THE PROBLEM:
All of the data must be printed exactly; please include every line.

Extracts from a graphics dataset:
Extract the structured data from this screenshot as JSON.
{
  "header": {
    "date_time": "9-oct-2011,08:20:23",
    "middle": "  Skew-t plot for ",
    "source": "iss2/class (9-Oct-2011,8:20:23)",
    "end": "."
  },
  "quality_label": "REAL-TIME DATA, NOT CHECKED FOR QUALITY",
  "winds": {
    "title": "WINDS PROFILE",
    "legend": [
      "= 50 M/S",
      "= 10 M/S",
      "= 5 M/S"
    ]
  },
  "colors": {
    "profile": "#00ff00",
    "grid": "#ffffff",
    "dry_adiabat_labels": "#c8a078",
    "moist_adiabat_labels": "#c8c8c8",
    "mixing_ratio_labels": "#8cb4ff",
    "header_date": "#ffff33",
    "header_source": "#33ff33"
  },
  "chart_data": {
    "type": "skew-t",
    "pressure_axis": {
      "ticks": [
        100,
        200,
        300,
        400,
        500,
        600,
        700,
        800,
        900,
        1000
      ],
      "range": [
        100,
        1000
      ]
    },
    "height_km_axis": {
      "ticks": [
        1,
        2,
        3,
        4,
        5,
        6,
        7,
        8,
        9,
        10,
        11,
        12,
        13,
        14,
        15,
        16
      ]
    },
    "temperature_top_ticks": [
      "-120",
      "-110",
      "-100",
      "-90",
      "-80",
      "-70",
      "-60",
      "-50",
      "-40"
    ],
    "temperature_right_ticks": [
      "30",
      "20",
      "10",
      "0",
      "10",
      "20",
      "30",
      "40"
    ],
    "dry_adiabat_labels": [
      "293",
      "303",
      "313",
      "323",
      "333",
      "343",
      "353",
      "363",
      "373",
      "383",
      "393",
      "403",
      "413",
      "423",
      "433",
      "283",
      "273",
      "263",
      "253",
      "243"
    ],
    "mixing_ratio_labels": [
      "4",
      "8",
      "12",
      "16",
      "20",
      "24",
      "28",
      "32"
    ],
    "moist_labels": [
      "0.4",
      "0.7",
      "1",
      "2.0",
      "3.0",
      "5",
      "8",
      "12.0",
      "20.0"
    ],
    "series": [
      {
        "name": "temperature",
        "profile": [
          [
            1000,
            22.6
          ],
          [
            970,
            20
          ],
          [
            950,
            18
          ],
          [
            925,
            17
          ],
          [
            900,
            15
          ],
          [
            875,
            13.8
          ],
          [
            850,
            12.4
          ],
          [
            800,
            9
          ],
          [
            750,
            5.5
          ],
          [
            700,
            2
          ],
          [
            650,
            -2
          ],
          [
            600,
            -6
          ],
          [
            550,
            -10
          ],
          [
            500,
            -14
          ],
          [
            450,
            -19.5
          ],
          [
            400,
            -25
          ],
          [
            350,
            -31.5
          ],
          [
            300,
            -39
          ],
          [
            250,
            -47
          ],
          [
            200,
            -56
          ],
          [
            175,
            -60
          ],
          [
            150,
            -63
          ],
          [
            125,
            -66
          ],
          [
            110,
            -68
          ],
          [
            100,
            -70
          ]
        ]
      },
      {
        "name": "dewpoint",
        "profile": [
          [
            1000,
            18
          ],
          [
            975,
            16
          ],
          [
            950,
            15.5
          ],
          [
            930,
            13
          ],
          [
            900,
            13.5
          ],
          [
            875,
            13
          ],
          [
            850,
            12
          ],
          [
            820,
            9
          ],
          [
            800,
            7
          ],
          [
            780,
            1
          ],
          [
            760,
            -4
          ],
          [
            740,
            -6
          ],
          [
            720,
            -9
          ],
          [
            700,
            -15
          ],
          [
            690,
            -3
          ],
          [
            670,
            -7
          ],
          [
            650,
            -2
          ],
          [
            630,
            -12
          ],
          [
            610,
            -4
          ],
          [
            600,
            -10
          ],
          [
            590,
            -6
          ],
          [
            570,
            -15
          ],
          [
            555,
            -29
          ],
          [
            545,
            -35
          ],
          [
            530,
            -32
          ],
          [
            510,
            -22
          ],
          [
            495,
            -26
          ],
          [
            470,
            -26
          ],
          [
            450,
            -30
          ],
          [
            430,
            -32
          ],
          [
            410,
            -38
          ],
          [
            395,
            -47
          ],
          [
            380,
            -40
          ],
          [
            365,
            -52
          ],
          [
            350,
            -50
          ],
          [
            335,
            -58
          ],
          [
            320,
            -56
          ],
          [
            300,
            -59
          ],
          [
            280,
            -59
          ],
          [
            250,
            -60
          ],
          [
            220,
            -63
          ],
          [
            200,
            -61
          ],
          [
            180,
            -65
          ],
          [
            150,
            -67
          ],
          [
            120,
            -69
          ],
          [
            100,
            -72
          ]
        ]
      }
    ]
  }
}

THE REPLY:
Extract the structured data from this screenshot as JSON.
{
  "header": {
    "date_time": "9-oct-2011,08:20:23",
    "middle": "  Skew-t plot for ",
    "source": "iss2/class (9-Oct-2011,8:20:23)",
    "end": "."
  },
  "quality_label": "REAL-TIME DATA, NOT CHECKED FOR QUALITY",
  "winds": {
    "title": "WINDS PROFILE",
    "legend": [
      "= 50 M/S",
      "= 10 M/S",
      "= 5 M/S"
    ]
  },
  "colors": {
    "profile": "#00ff00",
    "grid": "#ffffff",
    "dry_adiabat_labels": "#c8a078",
    "moist_adiabat_labels": "#c8c8c8",
    "mixing_ratio_labels": "#8cb4ff",
    "header_date": "#ffff33",
    "header_source": "#33ff33"
  },
  "chart_data": {
    "type": "skew-t",
    "pressure_axis": {
      "ticks": [
        100,
        200,
        300,
        400,
        500,
        600,
        700,
        800,
        900,
        1000
      ],
      "range": [
        100,
        1000
      ]
    },
    "height_km_axis": {
      "ticks": [
        1,
        2,
        3,
        4,
        5,
        6,
        7,
        8,
        9,
        10,
        11,
        12,
        13,
        14,
        15,
        16
      ]
    },
    "temperature_top_ticks": [
      "-120",
      "-110",
      "-100",
      "-90",
      "-80",
      "-70",
      "-60",
      "-50",
      "-40"
    ],
    "temperature_right_ticks": [
      "30",
      "20",
      "10",
      "0",
      "10",
      "20",
      "30",
      "40"
    ],
    "dry_adiabat_labels": [
      "293",
      "303",
      "313",
      "323",
      "333",
      "343",
      "353",
      "363",
      "373",
      "383",
      "393",
      "403",
      "413",
      "423",
      "433",
      "283",
      "273",
      "263",
      "253",
      "243"
    ],
    "mixing_ratio_labels": [
      "4",
      "8",
      "12",
      "16",
      "20",
      "24",
      "28",
      "32"
    ],
    "moist_labels": [
      "0.4",
      "0.7",
      "1",
      "2.0",
      "3.0",
      "5",
      "8",
      "12.0",
      "20.0"
    ],
    "series": [
      {
        "name": "temperature",
        "profile": [
          [
            1000,
            22.6
          ],
          [
            970,
            20
          ],
          [
            950,
            18
          ],
          [
            925,
            17
          ],
          [
            900,
            15
          ],
          [
            875,
            13.8
          ],
          [
            850,
            12.4
          ],
          [
            800,
            9
          ],
          [
            750,
            5.5
          ],
          [
            700,
            2
          ],
          [
            650,
            -2
          ],
          [
            600,
            -6
          ],
          [
            550,
            -10
          ],
          [
            500,
            -14
          ],
          [
            450,
            -19.5
          ],
          [
            400,
            -25
          ],
          [
            350,
            -31.5
          ],
          [
            300,
            -39
          ],
          [
            250,
            -47
          ],
          [
            200,
            -56
          ],
          [
            175,
            -60
          ],
          [
            150,
            -63
          ],
          [
            125,
            -66
          ],
          [
            110,
            -68
          ],
          [
            100,
            -70
          ]
        ]
      },
      {
        "name": "dewpoint",
        "profile": [
          [
            1000,
            18
          ],
          [
            975,
            16
          ],
          [
            950,
            15.5
          ],
          [
            930,
            13
          ],
          [
            900,
            13.5
          ],
          [
            875,
            13
          ],
          [
            850,
            12
          ],
          [
            820,
            9
          ],
          [
            800,
            7
          ],
          [
            780,
            1
          ],
          [
            760,
            -4
          ],
          [
            740,
            -6
          ],
          [
            720,
            -9
          ],
          [
            700,
            -15
          ],
          [
            690,
            -3
          ],
          [
            670,
            -7
          ],
          [
            650,
            -2
          ],
          [
            630,
            -12
          ],
          [
            610,
            -4
          ],
          [
            600,
            -10
          ],
          [
            590,
            -6
          ],
          [
            570,
            -15
          ],
          [
            555,
            -29
          ],
          [
            545,
            -35
          ],
          [
            530,
            -32
          ],
          [
            510,
            -22
          ],
          [
            495,
            -26
          ],
          [
            470,
            -26
          ],
          [
            450,
            -30
          ],
          [
            430,
            -32
          ],
          [
            410,
            -38
          ],
          [
            395,
            -47
          ],
          [
            380,
            -40
          ],
          [
            365,
            -52
          ],
          [
            350,
            -50
          ],
          [
            335,
            -58
          ],
          [
            320,
            -56
          ],
          [
            300,
            -59
          ],
          [
            280,
            -59
          ],
          [
            250,
            -60
          ],
          [
            220,
            -63
          ],
          [
            200,
            -61
          ],
          [
            180,
            -65
          ],
          [
            150,
            -67
          ],
          [
            120,
            -69
          ],
          [
            100,
            -72
          ]
        ]
      }
    ]
  }
}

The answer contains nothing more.